-- START Supplied data --
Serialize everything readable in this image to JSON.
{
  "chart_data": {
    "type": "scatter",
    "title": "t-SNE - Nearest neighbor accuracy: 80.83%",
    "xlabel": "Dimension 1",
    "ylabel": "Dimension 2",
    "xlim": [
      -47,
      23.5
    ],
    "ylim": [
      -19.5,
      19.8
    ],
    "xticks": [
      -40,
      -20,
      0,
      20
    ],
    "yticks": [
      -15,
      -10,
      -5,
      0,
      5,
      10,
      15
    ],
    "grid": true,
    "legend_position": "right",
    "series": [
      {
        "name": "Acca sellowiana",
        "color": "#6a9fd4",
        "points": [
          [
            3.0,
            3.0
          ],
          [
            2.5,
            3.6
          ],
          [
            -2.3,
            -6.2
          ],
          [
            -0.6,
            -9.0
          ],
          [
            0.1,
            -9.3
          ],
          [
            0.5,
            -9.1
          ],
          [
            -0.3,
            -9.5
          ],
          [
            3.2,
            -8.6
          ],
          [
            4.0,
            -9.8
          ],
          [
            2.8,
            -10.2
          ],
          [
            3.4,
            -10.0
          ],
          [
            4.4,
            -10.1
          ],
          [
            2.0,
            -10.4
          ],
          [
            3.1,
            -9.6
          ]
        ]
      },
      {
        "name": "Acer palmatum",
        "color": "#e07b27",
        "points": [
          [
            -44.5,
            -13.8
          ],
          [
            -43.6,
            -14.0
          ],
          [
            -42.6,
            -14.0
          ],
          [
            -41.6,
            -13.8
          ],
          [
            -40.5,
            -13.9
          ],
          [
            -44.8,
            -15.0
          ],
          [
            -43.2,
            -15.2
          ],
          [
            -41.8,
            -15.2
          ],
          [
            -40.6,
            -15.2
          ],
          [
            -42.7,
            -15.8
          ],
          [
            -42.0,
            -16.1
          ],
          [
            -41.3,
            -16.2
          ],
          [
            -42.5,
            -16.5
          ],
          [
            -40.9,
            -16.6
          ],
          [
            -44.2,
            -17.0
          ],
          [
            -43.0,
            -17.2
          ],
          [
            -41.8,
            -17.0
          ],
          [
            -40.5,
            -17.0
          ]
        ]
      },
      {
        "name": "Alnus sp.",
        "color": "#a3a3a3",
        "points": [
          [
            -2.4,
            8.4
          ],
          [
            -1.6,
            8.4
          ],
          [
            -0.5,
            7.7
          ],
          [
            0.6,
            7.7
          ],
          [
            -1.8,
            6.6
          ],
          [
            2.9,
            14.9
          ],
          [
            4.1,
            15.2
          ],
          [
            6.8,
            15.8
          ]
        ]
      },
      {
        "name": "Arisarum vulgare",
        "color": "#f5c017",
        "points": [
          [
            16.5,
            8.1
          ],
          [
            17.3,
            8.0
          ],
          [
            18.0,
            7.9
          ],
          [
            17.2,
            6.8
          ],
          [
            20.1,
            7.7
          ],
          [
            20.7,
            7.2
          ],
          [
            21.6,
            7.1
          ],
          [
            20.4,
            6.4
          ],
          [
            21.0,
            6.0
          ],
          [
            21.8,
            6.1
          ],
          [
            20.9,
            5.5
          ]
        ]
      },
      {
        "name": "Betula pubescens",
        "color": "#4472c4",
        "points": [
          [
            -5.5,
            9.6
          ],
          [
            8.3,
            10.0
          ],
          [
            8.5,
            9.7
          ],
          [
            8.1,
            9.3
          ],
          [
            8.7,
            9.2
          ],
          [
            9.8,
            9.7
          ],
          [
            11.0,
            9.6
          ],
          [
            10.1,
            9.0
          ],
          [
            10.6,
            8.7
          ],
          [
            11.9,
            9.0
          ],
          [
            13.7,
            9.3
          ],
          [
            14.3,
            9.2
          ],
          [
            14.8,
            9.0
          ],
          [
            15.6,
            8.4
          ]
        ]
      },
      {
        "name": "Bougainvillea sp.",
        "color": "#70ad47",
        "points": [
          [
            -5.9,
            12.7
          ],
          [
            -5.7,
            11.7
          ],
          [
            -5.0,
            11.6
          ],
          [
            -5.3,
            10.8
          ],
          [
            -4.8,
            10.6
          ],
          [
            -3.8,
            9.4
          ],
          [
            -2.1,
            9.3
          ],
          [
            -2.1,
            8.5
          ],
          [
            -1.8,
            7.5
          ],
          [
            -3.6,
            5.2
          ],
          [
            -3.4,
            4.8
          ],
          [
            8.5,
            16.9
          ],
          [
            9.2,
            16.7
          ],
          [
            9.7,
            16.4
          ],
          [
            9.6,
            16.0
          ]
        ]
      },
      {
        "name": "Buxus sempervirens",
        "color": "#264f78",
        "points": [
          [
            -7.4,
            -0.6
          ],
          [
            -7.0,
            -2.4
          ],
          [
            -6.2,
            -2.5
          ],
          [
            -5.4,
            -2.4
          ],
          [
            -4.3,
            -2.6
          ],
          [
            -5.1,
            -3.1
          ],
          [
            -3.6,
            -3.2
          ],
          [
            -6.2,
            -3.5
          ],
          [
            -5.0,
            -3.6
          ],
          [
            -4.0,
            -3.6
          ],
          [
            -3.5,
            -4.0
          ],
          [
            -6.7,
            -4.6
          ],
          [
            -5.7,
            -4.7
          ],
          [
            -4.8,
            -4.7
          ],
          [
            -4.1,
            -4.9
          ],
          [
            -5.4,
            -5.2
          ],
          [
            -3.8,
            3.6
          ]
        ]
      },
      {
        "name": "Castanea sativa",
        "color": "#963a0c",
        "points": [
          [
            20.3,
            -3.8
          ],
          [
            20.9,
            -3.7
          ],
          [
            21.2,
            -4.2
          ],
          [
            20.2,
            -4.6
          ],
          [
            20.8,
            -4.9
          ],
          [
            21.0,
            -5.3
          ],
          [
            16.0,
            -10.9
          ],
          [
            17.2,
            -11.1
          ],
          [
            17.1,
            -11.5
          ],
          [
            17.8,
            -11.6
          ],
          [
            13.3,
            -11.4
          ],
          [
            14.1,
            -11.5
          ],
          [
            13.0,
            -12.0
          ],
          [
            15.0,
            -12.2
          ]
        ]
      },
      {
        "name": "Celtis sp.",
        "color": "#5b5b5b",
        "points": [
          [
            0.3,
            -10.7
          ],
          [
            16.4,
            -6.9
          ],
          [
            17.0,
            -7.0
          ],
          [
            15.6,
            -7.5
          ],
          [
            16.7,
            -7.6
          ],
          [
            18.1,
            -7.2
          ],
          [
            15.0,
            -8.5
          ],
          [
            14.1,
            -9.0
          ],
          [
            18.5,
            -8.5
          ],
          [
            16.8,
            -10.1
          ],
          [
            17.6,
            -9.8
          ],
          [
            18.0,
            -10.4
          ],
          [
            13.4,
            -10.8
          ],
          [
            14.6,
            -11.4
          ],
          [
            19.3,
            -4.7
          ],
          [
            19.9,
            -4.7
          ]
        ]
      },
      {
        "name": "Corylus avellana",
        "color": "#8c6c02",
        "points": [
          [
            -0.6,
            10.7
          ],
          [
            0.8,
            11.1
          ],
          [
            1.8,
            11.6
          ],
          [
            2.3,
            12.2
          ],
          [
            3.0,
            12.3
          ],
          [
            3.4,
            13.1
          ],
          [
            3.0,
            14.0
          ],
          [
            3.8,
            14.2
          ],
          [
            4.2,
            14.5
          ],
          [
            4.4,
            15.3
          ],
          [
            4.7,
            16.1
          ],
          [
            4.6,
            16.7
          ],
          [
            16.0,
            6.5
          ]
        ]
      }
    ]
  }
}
-- END Supplied data --
Tally the lines in this data that hold the word "Dimension" and state only the count.

2